Directions:
1: Revise the book review excerpt from "A particularly instructive" to "delivered off key.", replacing "landlord" with "neighbor".
2: Format the records from the first line through the line containing "12, 890, 62]" as a Markdown table with columns n and Line, leaving out blank lines.

==== Excerpted passage

A particularly instructive example of the book’s limitations come in the sensitive but ultimately broad portrayal of Mr. Mah, Russell’s landlord. Mr. Mah is an elderly Chinese man whose severity frightens poor Russell although his wife is very kind to him. Towards the end of the book, Mr. Mah’s wife delivers a lengthy monologue about how her husband’s life as an immigrant has been very difficult, a speech which could be very meaningful if we ever saw or heard about any of that hardship beforehand and hadn’t just read some 50 pages or so of Russell being a homeless drifter and fleeing rabid dogs. Mr. Mah’s silent suffering, which Russell is only beginning to understand but will never be let into fully, could be poignant, but as a tacked-on addition to the end of an already meandering story this compassion comes as condescension, a lesson in humanity delivered off key.

There are many striking compositions in the book, but often pages feel oddly incomplete, figures appearing oddly stiff in contrast to the lush, communicative line art in Stitches, Small’s previous book. That book’s vivid brushwork has been traded for a scraggly pen line that feels at once rushed and over-rendered. In a gesture that likely will seem bold to the book club audiences Home After Dark will reach, Small occasionally foregoes traditional panel compositions to open full-page and double page spreads, chock full of playful mark-making and negative space. Yet something feels lacking in this learned minimalism. Perhaps it’s a lack of information in the images, not narrative necessarily but just something to force my eyes to stay longer – often I imagined these spreads, with one or a few lines extending onto a second page to denote a street corner or a bedroom wall, were designed to leave room for text in an illustrated chapbook which never was.

========
==== Material for this task

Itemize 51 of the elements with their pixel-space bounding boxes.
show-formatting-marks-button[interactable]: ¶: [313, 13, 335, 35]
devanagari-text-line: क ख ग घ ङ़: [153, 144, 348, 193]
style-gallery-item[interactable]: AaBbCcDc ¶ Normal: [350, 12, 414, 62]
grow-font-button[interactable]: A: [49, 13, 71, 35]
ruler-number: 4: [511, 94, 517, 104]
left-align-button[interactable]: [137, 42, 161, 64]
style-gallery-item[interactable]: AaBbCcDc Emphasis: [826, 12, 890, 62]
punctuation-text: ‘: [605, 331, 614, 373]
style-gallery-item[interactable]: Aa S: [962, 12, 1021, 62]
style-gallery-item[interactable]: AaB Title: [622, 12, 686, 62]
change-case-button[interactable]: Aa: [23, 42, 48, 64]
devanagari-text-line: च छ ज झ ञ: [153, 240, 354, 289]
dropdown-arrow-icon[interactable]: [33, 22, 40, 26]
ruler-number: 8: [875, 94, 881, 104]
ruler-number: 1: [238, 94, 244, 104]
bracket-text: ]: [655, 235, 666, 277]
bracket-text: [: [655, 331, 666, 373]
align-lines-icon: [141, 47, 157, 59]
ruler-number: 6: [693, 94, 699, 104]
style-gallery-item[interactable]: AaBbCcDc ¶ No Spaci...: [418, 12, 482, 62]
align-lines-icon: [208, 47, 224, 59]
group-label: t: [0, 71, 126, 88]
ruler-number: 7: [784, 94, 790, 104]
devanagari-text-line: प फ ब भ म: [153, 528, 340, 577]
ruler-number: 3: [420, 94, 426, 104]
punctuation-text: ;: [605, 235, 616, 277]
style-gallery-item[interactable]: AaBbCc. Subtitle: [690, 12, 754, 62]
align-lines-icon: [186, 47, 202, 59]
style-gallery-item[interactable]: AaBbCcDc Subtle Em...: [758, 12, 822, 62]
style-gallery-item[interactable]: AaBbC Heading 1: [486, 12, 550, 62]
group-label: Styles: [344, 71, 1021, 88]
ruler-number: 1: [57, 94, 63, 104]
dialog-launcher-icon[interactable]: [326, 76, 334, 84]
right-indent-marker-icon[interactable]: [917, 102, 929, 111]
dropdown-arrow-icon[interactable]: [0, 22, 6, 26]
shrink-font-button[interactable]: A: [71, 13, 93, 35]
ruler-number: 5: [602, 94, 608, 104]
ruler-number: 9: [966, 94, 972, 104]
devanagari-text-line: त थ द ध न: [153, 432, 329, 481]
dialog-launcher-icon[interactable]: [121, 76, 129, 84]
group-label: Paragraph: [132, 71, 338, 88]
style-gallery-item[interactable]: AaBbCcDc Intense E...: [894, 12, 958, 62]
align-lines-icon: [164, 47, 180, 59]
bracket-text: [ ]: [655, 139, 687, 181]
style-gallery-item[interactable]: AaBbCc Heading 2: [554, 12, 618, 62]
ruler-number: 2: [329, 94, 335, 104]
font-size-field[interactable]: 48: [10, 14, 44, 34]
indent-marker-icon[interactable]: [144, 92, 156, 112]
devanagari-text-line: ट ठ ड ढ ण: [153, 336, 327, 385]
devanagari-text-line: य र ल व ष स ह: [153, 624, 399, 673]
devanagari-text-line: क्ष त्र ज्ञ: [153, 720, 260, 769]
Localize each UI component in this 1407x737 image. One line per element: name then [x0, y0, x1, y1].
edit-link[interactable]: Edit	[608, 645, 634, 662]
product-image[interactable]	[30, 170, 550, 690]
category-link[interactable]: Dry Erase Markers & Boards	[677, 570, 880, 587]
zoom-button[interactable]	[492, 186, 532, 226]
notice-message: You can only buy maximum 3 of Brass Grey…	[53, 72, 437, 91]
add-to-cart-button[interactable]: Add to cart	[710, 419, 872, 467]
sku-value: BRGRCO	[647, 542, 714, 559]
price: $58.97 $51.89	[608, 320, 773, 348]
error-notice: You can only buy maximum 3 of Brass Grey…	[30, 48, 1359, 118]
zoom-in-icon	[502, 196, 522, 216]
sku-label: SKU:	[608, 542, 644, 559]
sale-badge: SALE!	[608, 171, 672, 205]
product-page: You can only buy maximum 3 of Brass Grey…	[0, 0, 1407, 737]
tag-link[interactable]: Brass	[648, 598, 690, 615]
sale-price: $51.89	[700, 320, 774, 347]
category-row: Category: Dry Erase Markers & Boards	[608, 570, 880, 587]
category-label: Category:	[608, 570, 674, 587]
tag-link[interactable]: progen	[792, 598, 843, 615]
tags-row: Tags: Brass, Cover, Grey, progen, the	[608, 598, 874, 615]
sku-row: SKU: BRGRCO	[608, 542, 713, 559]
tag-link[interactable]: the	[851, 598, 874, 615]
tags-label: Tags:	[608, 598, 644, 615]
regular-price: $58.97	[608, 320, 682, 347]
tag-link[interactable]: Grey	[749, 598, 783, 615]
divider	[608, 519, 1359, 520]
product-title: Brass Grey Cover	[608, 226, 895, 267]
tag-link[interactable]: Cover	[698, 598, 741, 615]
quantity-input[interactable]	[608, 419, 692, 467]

========

Answers:
1:
A particularly instructive example of the book’s limitations come in the sensitive but ultimately broad portrayal of Mr. Mah, Russell’s neighbor. Mr. Mah is an elderly Chinese man whose severity frightens poor Russell although his wife is very kind to him. Towards the end of the book, Mr. Mah’s wife delivers a lengthy monologue about how her husband’s life as an immigrant has been very difficult, a speech which could be very meaningful if we ever saw or heard about any of that hardship beforehand and hadn’t just read some 50 pages or so of Russell being a homeless drifter and fleeing rabid dogs. Mr. Mah’s silent suffering, which Russell is only beginning to understand but will never be let into fully, could be poignant, but as a tacked-on addition to the end of an already meandering story this compassion comes as condescension, a lesson in humanity delivered off key.

2:
| n | Line |
|---|---|
| 1 | Itemize 51 of the elements with their pixel-space bounding boxes. |
| 2 | show-formatting-marks-button[interactable]: ¶: [313, 13, 335, 35] |
| 3 | devanagari-text-line: क ख ग घ ङ़: [153, 144, 348, 193] |
| 4 | style-gallery-item[interactable]: AaBbCcDc ¶ Normal: [350, 12, 414, 62] |
| 5 | grow-font-button[interactable]: A: [49, 13, 71, 35] |
| 6 | ruler-number: 4: [511, 94, 517, 104] |
| 7 | left-align-button[interactable]: [137, 42, 161, 64] |
| 8 | style-gallery-item[interactable]: AaBbCcDc Emphasis: [826, 12, 890, 62] |